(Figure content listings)
━━━━━━

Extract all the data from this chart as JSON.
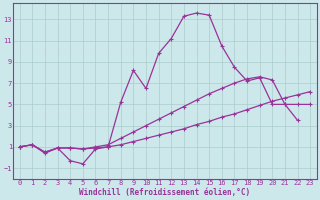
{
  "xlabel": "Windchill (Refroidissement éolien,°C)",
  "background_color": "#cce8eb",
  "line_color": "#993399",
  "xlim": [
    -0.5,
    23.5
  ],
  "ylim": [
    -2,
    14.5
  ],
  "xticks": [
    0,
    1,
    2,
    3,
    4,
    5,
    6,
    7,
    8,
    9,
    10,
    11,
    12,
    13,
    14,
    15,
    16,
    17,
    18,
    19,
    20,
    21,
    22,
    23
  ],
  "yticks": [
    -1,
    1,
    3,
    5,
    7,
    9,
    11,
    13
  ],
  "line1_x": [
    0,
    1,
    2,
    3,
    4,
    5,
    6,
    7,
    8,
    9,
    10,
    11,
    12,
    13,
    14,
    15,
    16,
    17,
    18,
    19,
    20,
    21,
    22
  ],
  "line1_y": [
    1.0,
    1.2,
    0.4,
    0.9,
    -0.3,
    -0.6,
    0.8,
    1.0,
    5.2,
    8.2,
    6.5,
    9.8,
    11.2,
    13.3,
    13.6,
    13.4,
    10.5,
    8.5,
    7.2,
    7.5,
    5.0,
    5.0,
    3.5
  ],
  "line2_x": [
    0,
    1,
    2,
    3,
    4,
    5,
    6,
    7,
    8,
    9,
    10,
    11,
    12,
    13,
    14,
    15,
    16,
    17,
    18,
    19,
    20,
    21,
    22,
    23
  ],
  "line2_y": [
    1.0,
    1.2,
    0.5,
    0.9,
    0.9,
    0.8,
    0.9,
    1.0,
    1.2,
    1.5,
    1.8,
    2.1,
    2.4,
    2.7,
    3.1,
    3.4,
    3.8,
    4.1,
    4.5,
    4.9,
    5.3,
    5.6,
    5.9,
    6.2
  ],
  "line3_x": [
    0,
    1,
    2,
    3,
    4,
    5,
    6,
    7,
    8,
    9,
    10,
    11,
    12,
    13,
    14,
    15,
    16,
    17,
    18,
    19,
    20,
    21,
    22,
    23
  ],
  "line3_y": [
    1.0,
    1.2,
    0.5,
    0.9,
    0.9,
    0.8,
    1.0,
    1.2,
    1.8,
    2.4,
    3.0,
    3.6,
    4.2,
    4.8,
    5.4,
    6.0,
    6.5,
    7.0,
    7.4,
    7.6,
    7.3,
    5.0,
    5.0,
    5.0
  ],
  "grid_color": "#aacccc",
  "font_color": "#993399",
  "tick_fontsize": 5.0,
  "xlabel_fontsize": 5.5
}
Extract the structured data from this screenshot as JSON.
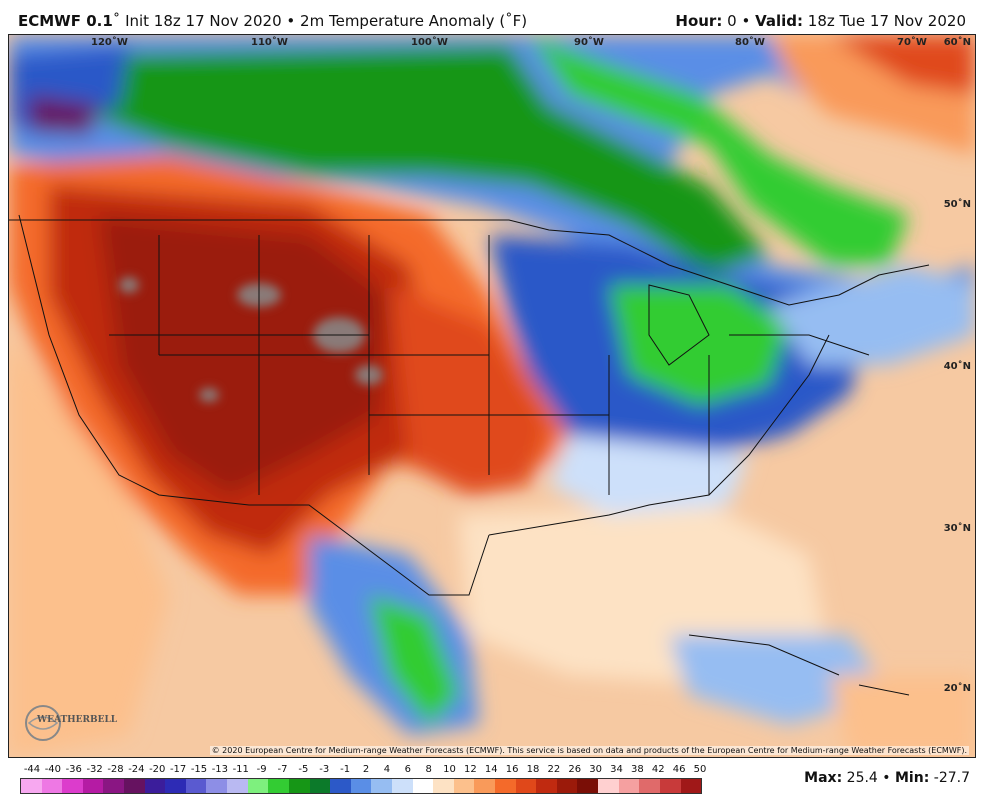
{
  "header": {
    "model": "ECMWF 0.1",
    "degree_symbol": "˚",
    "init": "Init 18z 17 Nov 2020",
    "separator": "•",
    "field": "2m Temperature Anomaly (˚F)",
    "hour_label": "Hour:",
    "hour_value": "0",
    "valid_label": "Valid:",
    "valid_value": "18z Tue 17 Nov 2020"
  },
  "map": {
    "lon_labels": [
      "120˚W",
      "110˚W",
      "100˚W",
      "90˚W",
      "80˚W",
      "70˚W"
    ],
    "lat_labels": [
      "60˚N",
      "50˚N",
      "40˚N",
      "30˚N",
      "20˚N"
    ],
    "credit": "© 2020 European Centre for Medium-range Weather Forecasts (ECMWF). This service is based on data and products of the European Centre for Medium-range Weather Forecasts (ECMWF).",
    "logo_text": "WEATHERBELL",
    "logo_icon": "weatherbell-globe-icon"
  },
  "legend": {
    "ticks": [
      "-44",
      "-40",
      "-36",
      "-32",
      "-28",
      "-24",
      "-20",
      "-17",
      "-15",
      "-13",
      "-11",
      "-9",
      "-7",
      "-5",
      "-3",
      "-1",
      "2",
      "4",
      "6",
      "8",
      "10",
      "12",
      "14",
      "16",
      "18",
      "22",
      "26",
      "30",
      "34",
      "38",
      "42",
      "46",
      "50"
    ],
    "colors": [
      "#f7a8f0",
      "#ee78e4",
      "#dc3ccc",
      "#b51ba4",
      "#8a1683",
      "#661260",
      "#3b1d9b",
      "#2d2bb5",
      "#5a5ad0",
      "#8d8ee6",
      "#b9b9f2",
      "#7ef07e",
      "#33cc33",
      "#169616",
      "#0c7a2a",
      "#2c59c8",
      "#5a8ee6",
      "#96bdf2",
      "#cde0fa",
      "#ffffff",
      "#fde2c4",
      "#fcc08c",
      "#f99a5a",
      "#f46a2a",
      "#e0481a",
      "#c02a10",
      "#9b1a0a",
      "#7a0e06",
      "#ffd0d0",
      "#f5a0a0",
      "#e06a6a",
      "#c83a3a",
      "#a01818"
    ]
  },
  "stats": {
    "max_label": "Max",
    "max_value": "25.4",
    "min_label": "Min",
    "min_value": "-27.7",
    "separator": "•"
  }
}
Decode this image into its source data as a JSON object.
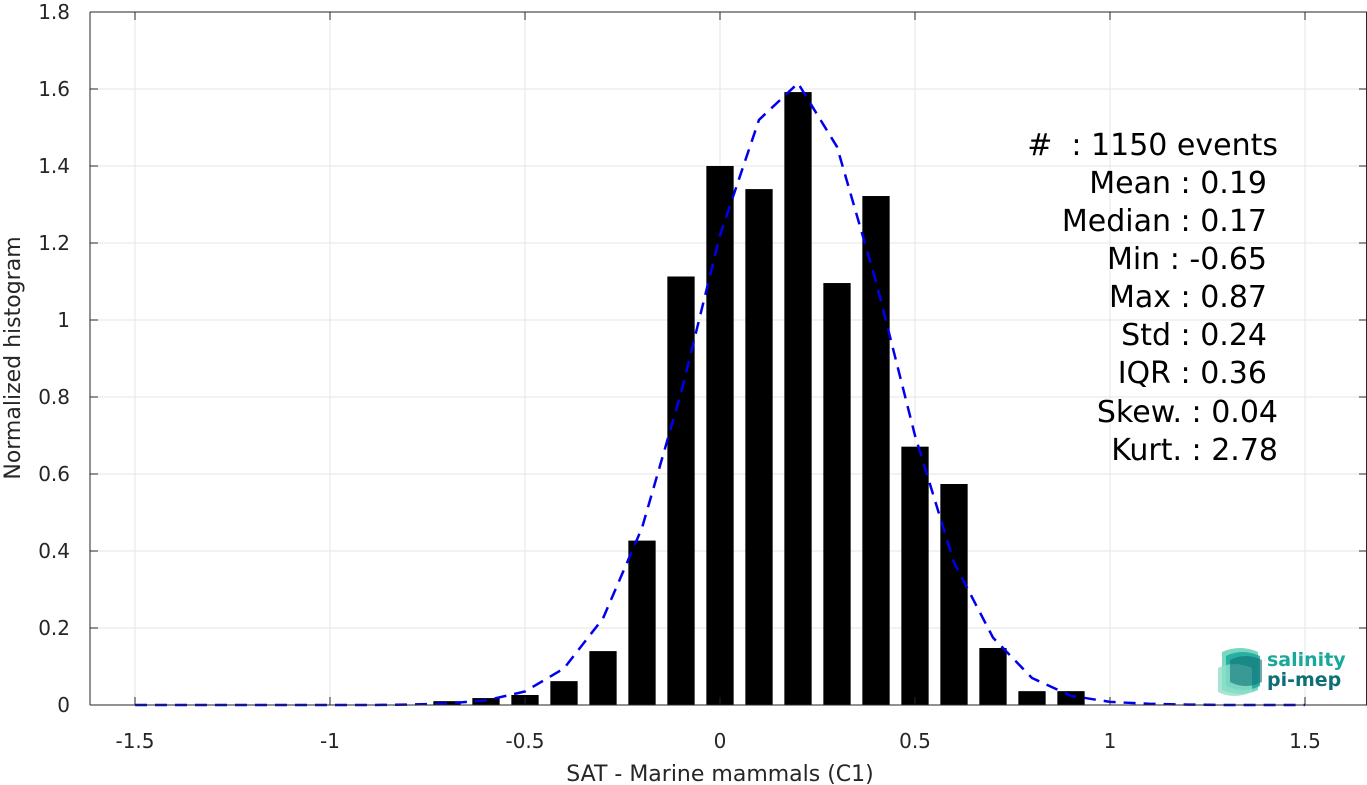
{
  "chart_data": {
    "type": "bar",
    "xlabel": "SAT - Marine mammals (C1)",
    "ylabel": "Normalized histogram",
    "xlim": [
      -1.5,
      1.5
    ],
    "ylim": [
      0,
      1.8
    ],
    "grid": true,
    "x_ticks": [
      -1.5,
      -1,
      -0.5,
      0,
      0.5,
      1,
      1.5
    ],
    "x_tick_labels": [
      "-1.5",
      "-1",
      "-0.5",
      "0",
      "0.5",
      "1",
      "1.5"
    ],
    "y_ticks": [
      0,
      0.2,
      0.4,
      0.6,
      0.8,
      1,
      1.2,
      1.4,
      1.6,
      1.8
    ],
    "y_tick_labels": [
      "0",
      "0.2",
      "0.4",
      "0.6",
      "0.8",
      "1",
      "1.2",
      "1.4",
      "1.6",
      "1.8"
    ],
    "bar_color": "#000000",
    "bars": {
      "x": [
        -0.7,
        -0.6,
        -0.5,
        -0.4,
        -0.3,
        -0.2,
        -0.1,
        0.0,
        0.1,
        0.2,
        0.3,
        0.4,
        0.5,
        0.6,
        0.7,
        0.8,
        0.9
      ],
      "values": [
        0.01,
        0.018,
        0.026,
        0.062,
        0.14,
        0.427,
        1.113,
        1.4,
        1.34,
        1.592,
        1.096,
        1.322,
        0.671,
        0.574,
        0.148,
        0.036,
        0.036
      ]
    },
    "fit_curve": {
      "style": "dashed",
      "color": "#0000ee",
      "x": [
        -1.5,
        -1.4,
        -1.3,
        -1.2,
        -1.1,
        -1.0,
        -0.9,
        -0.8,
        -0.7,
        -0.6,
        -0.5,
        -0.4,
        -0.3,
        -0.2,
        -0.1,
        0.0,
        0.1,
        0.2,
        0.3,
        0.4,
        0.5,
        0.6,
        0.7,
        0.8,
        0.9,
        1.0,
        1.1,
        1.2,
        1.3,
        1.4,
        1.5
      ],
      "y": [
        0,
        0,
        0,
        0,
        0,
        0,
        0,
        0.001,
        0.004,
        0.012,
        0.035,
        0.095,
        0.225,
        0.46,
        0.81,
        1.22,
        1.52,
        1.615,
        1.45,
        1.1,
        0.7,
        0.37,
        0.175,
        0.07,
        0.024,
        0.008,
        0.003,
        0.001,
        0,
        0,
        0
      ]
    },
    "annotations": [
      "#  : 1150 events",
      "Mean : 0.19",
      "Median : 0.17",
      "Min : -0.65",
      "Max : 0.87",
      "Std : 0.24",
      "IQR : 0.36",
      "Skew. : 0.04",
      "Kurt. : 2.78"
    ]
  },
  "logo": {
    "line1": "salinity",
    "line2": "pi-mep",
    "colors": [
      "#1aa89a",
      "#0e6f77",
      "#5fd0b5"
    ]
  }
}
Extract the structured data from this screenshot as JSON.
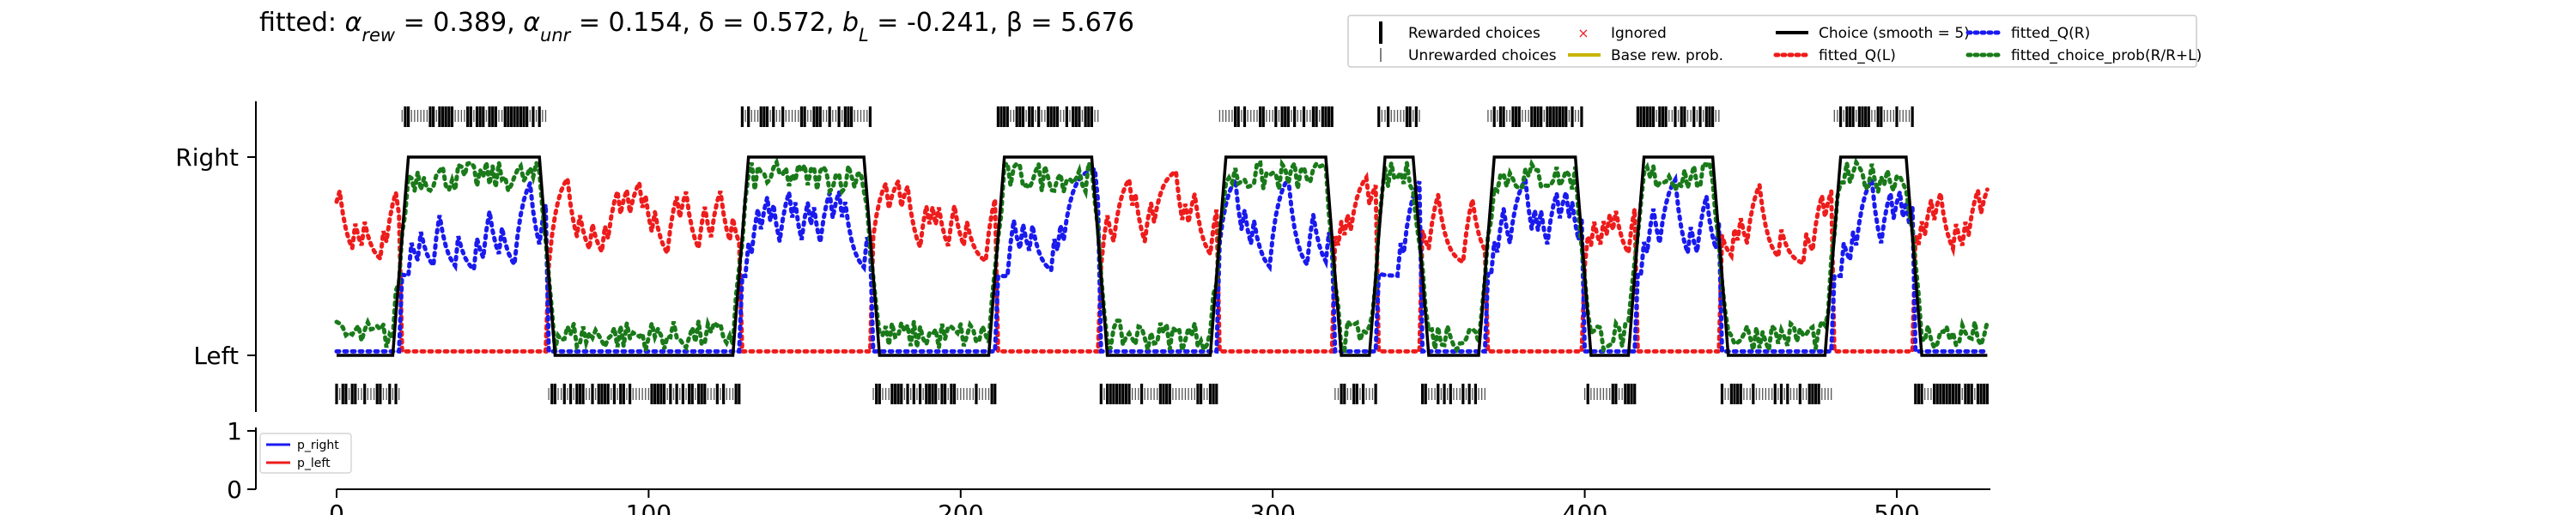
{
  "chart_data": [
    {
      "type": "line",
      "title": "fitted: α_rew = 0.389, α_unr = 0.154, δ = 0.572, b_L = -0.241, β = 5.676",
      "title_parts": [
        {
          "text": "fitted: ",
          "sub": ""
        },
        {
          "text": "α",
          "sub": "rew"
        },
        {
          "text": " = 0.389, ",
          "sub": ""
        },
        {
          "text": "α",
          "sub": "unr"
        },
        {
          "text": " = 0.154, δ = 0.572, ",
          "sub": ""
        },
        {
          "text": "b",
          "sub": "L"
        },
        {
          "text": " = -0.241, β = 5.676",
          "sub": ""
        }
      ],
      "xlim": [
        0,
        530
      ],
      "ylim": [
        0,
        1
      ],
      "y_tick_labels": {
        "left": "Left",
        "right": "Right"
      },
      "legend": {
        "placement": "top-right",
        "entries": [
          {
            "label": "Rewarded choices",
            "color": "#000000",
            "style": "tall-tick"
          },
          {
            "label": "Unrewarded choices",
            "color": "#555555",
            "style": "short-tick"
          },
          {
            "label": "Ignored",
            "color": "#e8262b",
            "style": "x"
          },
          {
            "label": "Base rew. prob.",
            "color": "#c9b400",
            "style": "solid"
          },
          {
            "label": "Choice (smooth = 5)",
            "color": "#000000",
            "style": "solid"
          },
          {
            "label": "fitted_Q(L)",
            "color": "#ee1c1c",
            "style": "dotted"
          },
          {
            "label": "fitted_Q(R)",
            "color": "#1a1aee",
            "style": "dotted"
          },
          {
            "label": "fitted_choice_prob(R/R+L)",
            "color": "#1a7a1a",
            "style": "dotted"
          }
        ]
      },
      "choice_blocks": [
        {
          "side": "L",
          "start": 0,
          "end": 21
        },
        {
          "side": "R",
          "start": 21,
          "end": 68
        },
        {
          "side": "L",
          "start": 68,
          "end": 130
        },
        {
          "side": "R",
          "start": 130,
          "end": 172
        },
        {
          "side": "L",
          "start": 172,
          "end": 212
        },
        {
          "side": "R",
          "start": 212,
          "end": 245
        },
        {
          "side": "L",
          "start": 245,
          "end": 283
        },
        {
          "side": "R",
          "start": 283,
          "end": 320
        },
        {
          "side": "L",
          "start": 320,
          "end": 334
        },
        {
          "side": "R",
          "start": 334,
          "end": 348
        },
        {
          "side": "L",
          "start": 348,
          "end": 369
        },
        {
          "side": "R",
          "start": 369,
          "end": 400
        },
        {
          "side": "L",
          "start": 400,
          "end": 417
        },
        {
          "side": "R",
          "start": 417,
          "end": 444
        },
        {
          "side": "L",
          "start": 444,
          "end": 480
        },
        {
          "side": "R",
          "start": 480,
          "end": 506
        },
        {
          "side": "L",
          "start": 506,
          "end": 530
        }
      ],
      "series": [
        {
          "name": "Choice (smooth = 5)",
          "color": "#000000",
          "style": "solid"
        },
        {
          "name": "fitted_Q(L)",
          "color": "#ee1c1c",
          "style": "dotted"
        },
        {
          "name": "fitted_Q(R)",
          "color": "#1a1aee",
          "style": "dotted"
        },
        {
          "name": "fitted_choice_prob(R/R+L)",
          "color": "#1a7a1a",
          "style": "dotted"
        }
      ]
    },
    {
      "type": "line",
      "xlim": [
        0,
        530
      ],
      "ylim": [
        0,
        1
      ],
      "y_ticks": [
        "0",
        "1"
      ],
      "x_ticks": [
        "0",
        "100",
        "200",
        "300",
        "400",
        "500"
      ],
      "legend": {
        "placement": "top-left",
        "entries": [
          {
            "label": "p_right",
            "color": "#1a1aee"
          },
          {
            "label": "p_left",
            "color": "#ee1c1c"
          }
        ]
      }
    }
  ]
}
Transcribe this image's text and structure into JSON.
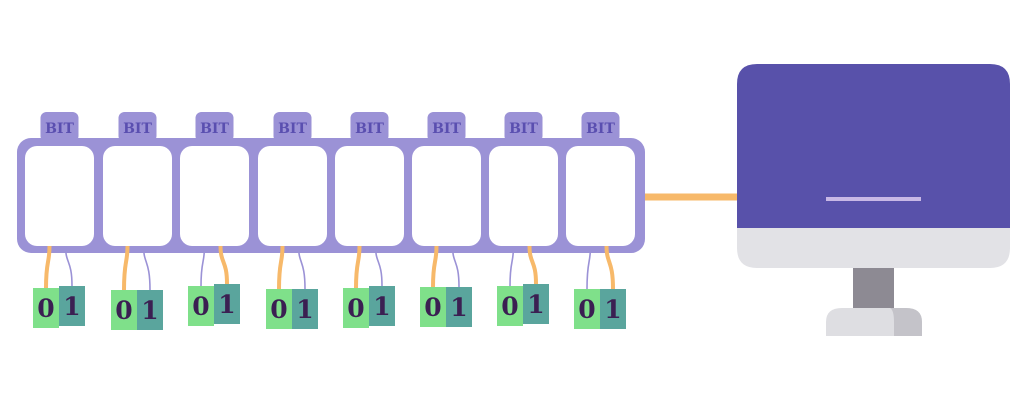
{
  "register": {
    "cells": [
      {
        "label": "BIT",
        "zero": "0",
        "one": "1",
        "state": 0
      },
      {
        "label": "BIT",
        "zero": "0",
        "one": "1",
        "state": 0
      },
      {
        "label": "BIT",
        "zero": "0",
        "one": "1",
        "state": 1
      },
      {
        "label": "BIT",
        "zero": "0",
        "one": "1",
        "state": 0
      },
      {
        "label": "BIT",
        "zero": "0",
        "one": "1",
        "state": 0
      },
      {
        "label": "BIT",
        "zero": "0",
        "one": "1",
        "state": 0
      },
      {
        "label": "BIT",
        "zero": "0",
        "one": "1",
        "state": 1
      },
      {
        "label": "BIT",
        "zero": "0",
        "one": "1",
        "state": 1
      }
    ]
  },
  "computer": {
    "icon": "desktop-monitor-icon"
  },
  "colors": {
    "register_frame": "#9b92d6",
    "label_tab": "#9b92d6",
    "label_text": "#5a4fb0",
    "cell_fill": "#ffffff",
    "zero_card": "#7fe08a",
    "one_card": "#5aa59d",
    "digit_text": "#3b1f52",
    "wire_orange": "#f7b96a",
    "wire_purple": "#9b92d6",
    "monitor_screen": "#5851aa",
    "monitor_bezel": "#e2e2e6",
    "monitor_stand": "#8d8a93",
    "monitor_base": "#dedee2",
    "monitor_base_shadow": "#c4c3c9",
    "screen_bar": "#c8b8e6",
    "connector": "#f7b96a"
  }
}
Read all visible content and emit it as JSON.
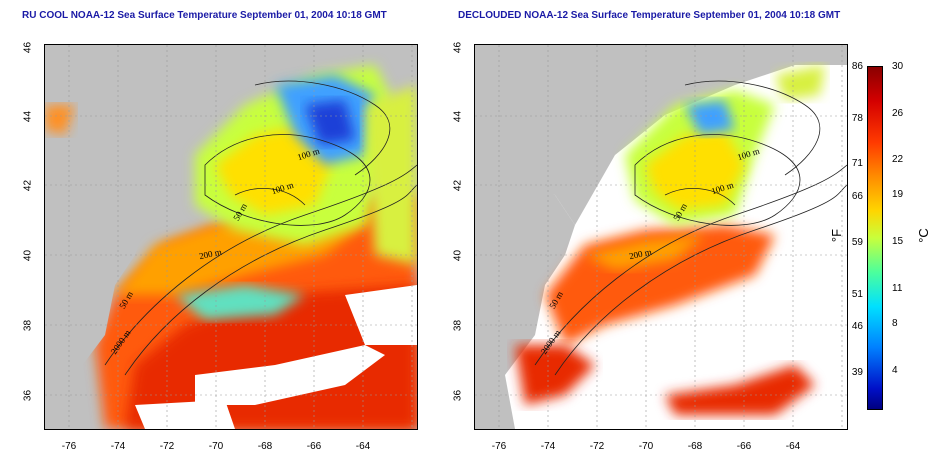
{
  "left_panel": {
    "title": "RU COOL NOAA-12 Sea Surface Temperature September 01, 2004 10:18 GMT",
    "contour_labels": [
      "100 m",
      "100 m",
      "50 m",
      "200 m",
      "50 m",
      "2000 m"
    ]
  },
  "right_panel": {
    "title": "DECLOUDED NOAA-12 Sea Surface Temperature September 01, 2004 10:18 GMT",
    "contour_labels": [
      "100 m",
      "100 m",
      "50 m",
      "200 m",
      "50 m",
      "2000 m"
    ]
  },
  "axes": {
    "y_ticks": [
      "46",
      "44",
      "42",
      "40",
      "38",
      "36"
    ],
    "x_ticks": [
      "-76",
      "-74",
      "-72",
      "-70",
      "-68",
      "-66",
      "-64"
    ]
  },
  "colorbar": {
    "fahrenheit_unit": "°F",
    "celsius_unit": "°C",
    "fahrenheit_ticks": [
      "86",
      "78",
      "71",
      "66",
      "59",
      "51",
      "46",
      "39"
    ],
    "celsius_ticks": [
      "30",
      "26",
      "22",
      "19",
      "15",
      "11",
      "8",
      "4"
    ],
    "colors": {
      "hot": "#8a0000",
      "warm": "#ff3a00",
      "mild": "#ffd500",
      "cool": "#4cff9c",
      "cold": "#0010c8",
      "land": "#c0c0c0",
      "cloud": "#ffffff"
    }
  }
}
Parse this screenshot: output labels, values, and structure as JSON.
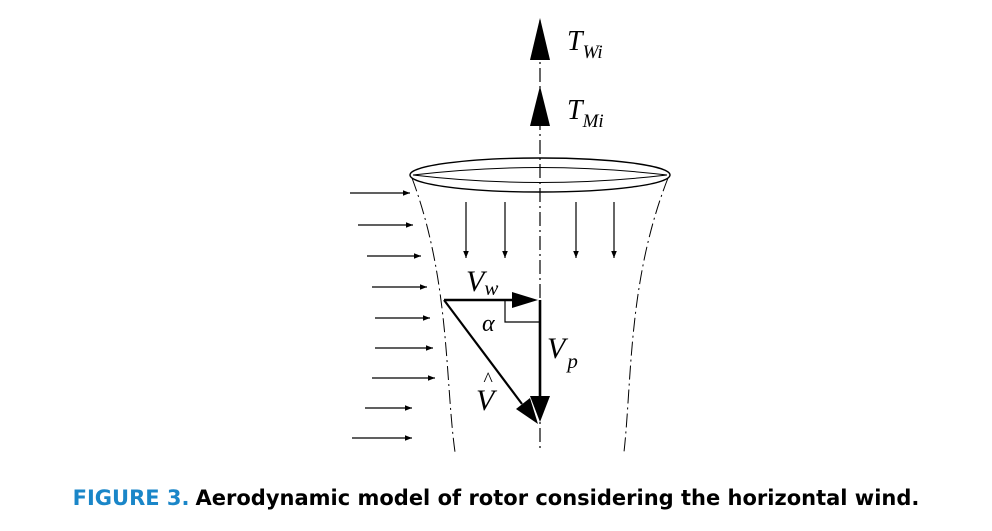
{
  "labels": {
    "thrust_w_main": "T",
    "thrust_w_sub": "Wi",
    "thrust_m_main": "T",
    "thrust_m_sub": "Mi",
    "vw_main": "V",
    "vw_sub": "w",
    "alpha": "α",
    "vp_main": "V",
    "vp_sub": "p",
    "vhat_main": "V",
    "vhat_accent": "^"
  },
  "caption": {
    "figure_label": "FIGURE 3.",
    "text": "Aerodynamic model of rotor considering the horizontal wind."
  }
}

━━━━━━

Tally up the lines holding the word "placement" in the data above, and answer with that figure only.

2